Exercise brief.
Whenever a line below holds the word "initials", copy that line.

Items.
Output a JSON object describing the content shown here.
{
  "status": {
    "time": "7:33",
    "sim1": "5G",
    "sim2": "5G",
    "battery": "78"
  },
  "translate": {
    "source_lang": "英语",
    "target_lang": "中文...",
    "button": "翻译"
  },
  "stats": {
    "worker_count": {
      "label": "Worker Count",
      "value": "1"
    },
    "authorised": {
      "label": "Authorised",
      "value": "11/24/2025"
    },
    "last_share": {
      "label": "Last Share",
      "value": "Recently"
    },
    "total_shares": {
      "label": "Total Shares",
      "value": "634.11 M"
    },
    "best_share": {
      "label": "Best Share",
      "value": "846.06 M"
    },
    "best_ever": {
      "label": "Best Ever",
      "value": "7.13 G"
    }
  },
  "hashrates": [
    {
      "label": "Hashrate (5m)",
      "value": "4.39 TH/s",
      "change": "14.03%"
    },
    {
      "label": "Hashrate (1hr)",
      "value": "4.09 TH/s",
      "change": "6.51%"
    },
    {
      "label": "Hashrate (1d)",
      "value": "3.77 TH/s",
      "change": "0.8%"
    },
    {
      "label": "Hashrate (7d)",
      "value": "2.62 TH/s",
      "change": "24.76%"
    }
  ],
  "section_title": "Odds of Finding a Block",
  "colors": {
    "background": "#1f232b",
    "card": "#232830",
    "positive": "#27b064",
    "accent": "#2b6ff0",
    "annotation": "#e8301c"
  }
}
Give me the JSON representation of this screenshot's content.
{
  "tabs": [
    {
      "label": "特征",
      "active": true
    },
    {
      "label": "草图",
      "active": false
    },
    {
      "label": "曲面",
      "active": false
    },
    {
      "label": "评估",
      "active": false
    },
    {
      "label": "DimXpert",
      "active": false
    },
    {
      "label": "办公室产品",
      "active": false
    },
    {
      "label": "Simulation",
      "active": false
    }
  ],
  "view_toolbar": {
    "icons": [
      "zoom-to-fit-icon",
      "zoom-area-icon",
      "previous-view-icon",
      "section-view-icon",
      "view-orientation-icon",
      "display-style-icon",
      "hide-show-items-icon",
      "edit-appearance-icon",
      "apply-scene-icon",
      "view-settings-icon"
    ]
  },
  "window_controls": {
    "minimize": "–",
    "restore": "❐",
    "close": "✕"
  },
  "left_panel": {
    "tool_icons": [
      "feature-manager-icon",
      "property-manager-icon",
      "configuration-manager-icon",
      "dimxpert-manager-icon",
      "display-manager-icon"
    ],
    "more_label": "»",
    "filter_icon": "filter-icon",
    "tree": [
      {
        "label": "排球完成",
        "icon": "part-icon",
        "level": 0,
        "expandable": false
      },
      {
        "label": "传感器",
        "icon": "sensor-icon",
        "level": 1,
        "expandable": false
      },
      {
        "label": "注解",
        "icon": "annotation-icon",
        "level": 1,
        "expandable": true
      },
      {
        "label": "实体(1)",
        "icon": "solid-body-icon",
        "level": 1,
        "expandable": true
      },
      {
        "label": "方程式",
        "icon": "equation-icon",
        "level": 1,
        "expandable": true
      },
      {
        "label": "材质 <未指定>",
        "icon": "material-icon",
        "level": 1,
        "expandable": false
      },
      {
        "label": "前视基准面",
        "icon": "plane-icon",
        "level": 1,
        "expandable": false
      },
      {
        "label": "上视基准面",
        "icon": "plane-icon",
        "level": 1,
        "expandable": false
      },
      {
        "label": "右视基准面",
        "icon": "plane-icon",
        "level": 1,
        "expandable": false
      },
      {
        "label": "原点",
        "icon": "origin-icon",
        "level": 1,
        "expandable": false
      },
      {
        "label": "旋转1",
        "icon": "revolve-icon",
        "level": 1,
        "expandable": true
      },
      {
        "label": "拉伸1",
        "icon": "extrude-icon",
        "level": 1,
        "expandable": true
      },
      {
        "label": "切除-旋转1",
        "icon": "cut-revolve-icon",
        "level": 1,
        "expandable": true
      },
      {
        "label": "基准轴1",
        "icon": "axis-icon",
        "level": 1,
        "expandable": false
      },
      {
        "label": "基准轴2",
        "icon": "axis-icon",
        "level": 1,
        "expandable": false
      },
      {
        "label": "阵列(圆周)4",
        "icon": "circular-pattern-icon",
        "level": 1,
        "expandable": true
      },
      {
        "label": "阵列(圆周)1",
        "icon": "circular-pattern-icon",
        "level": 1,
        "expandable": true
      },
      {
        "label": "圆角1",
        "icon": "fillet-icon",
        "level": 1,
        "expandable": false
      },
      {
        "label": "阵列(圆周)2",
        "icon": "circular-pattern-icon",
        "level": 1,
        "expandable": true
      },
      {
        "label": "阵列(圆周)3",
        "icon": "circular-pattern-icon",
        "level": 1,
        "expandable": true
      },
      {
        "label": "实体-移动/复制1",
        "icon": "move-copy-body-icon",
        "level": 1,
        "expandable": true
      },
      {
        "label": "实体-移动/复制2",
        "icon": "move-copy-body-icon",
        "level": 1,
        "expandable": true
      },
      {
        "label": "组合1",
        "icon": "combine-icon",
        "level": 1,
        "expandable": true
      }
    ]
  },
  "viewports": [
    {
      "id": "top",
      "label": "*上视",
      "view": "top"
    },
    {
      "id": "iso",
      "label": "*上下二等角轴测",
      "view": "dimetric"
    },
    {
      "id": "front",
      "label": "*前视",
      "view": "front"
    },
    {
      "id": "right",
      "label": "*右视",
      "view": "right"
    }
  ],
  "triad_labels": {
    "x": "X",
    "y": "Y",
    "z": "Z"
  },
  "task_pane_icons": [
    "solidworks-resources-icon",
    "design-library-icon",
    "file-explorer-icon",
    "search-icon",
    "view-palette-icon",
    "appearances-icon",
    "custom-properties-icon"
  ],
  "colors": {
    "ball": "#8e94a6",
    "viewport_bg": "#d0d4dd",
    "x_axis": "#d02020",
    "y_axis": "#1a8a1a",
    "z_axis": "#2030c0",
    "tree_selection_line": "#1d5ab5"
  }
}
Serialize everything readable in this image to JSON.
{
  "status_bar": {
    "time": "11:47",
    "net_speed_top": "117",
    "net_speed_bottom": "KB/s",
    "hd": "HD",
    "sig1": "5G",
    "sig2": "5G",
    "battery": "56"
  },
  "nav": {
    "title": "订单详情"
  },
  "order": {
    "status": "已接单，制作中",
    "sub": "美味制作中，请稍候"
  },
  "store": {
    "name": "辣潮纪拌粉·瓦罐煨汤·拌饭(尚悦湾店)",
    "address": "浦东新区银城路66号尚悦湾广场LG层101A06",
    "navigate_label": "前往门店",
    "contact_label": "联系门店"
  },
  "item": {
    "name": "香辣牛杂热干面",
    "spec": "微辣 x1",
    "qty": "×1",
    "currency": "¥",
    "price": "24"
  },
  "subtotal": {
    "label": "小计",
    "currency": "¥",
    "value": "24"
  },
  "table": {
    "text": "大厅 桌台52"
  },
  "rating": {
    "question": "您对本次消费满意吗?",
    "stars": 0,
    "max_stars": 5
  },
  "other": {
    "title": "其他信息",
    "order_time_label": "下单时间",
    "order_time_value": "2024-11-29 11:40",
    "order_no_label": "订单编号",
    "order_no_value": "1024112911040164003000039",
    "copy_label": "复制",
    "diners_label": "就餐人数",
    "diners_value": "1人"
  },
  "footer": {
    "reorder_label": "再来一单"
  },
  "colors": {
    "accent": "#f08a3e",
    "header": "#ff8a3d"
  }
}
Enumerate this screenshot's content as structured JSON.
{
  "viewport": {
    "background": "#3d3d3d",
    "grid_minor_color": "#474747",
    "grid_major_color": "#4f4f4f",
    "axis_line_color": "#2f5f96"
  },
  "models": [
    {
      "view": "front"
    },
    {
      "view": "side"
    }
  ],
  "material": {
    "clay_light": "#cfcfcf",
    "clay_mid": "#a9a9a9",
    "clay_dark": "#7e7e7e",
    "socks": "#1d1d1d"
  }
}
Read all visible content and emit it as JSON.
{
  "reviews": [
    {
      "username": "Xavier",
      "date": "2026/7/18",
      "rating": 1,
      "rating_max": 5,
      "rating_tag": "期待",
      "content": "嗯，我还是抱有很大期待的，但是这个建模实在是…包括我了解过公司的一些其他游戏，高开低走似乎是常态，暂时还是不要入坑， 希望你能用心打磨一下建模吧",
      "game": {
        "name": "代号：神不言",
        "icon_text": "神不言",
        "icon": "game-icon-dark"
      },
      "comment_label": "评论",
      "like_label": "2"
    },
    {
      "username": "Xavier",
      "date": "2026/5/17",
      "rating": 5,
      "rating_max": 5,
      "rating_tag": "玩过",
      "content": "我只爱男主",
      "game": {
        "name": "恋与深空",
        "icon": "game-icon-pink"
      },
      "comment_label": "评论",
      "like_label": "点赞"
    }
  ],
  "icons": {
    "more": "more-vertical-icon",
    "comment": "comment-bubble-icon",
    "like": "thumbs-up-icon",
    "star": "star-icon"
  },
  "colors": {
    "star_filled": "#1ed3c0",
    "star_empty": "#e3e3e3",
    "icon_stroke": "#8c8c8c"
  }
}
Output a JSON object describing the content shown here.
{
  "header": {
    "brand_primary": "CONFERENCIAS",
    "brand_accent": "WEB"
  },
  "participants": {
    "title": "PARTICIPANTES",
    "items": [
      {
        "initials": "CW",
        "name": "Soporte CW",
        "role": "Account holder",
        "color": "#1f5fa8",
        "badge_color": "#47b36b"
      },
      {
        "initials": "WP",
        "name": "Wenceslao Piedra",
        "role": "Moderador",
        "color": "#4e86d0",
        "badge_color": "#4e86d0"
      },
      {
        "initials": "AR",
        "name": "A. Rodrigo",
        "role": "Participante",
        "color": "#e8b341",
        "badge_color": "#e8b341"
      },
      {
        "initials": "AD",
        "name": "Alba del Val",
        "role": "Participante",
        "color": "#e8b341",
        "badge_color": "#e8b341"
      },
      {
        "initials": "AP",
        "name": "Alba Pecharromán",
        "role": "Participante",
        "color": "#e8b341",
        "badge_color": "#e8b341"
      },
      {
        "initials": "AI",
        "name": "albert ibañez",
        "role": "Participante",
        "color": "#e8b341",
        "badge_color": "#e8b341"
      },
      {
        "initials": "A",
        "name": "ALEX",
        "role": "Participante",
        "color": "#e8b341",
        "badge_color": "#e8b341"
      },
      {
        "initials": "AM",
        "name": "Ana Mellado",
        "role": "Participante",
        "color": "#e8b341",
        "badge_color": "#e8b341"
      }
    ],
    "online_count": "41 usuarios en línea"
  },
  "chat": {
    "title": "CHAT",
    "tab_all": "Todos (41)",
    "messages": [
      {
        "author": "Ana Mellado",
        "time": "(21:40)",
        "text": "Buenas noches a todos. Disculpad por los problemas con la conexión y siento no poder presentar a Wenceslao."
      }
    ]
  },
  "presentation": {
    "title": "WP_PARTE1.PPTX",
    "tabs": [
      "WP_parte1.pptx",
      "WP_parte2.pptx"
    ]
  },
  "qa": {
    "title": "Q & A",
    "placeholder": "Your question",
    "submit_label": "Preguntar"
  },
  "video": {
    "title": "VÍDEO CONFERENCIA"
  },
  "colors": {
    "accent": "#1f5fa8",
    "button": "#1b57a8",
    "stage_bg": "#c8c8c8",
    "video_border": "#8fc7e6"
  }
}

Solved exercise.
        "initials": "CW",
        "initials": "WP",
        "initials": "AR",
        "initials": "AD",
        "initials": "AP",
        "initials": "AI",
        "initials": "A",
        "initials": "AM",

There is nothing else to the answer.